-- BEGIN SUPPLIED DATA --
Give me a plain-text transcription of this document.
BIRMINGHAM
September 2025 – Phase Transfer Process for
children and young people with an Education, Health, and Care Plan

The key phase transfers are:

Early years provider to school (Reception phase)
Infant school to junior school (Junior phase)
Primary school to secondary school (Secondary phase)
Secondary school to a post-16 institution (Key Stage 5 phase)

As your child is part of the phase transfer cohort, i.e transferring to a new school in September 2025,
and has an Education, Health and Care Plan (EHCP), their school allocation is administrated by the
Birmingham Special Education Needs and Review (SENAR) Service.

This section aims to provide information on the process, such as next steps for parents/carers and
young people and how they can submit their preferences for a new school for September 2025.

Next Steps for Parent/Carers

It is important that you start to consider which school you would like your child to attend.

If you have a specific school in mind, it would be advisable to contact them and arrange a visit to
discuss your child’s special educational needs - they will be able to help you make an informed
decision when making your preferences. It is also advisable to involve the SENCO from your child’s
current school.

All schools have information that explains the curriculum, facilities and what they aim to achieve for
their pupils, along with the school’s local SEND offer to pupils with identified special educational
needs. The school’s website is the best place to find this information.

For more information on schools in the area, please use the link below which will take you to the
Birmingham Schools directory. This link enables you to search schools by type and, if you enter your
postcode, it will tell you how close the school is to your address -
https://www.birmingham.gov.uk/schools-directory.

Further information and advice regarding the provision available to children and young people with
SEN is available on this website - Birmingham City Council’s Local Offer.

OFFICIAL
-- END SUPPLIED DATA --
▸ **SET EXERCISE**
Gather each line from the entries above that includes the word "Plan".

▸ **THE COMPLETED TASK**
children and young people with an Education, Health, and Care Plan
and has an Education, Health and Care Plan (EHCP), their school allocation is administrated by the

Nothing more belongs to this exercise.